## 摘录文本
1992年7月,邓颖超因病离世,谁知,邓颖超去世前一日说出的是“李鹏”二字,这背后的故事让人动容。
1992年盛夏的北京医院,心电监护仪的波纹在深夜归于平直。
87岁的邓颖超在生命最后一刻,耗尽残存的气力吐出两个音节。守在床边的李鹏俯身贴近,听见的是自己名字的呼唤。
这不是寻常的临终牵挂,而是一场跨越54年的精神交割。
这份跨越半个世纪的羁绊,还要从动荡的革命年代说起。李鹏的父亲李硕勋是早期重要革命干部,1931年因叛徒出卖英勇就义,彼时李鹏才三岁,母子二人失去依靠,在乱世里颠沛流离。
邓颖超受周恩来嘱托,专门辗转找到李鹏母亲赵君陶,把这对烈士家属接到重庆红岩村照料,年幼的李鹏就此喊起“邓妈妈”,一喊便是数十年。
当年红岩村条件艰苦,特务日夜监视,周公馆空间狭小,邓颖超却总把最好的吃食、暖和的衣物留给李鹏。
孩子磕碰受伤,是她细心包扎;读书遇到难题,是她陪着研读报纸、梳理文章观点;担心少年弯腰驼背,每次见面都会轻声提醒他挺直腰板。
周总理也格外看重这个烈士后代,早早叮嘱他不光要组织入党,更要思想入党,往后奔赴东北参与工业建设前,夫妇二人反复交代他扎根基层、踏实做事。
坊间总有人传言李鹏是周邓二人养子,李鹏后来在回忆录里专门澄清,二人只是老同志与烈士子弟的深厚情谊,他们关怀的革命后代远不止他一人,但论朝夕相伴、长久托付,李鹏和邓颖超的联结格外厚重。

## 提取数据
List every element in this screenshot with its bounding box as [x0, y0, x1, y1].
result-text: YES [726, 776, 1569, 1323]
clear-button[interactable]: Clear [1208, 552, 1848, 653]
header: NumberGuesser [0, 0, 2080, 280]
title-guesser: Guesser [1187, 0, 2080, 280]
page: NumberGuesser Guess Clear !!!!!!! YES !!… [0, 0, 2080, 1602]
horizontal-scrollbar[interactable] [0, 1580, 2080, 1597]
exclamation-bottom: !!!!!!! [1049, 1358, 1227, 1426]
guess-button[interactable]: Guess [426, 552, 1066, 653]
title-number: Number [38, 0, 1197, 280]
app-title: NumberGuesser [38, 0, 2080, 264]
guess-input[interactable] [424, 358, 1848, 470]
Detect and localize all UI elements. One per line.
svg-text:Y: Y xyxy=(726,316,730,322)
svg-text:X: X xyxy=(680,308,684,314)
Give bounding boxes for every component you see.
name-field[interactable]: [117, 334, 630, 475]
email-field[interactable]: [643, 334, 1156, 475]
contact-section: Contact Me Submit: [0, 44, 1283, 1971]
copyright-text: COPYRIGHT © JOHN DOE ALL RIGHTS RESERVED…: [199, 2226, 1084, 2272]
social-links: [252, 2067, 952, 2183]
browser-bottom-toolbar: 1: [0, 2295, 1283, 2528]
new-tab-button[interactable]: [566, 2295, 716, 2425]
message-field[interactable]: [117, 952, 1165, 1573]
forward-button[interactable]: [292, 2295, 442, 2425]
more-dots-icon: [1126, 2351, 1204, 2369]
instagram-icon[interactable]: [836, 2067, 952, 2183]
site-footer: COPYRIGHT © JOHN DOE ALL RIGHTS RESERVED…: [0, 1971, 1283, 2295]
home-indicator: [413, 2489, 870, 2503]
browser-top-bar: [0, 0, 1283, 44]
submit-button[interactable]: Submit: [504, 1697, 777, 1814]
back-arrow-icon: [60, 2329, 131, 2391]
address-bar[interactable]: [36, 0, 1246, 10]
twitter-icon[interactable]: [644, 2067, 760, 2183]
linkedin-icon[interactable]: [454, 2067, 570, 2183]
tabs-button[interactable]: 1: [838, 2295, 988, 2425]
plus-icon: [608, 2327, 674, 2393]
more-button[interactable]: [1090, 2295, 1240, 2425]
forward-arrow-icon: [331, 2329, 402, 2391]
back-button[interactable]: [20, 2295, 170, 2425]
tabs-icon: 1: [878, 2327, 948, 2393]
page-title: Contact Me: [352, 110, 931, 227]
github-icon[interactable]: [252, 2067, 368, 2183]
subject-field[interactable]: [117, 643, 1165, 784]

## 任务说明
逐字摘抄摘录文本中的一段，从“1992年7月,邓颖超因病离”开始，到“见面都会轻声提醒他挺直腰板。”结束。

## 任务结果
1992年7月,邓颖超因病离世,谁知,邓颖超去世前一日说出的是“李鹏”二字,这背后的故事让人动容。
1992年盛夏的北京医院,心电监护仪的波纹在深夜归于平直。
87岁的邓颖超在生命最后一刻,耗尽残存的气力吐出两个音节。守在床边的李鹏俯身贴近,听见的是自己名字的呼唤。
这不是寻常的临终牵挂,而是一场跨越54年的精神交割。
这份跨越半个世纪的羁绊,还要从动荡的革命年代说起。李鹏的父亲李硕勋是早期重要革命干部,1931年因叛徒出卖英勇就义,彼时李鹏才三岁,母子二人失去依靠,在乱世里颠沛流离。
邓颖超受周恩来嘱托,专门辗转找到李鹏母亲赵君陶,把这对烈士家属接到重庆红岩村照料,年幼的李鹏就此喊起“邓妈妈”,一喊便是数十年。
当年红岩村条件艰苦,特务日夜监视,周公馆空间狭小,邓颖超却总把最好的吃食、暖和的衣物留给李鹏。
孩子磕碰受伤,是她细心包扎;读书遇到难题,是她陪着研读报纸、梳理文章观点;担心少年弯腰驼背,每次见面都会轻声提醒他挺直腰板。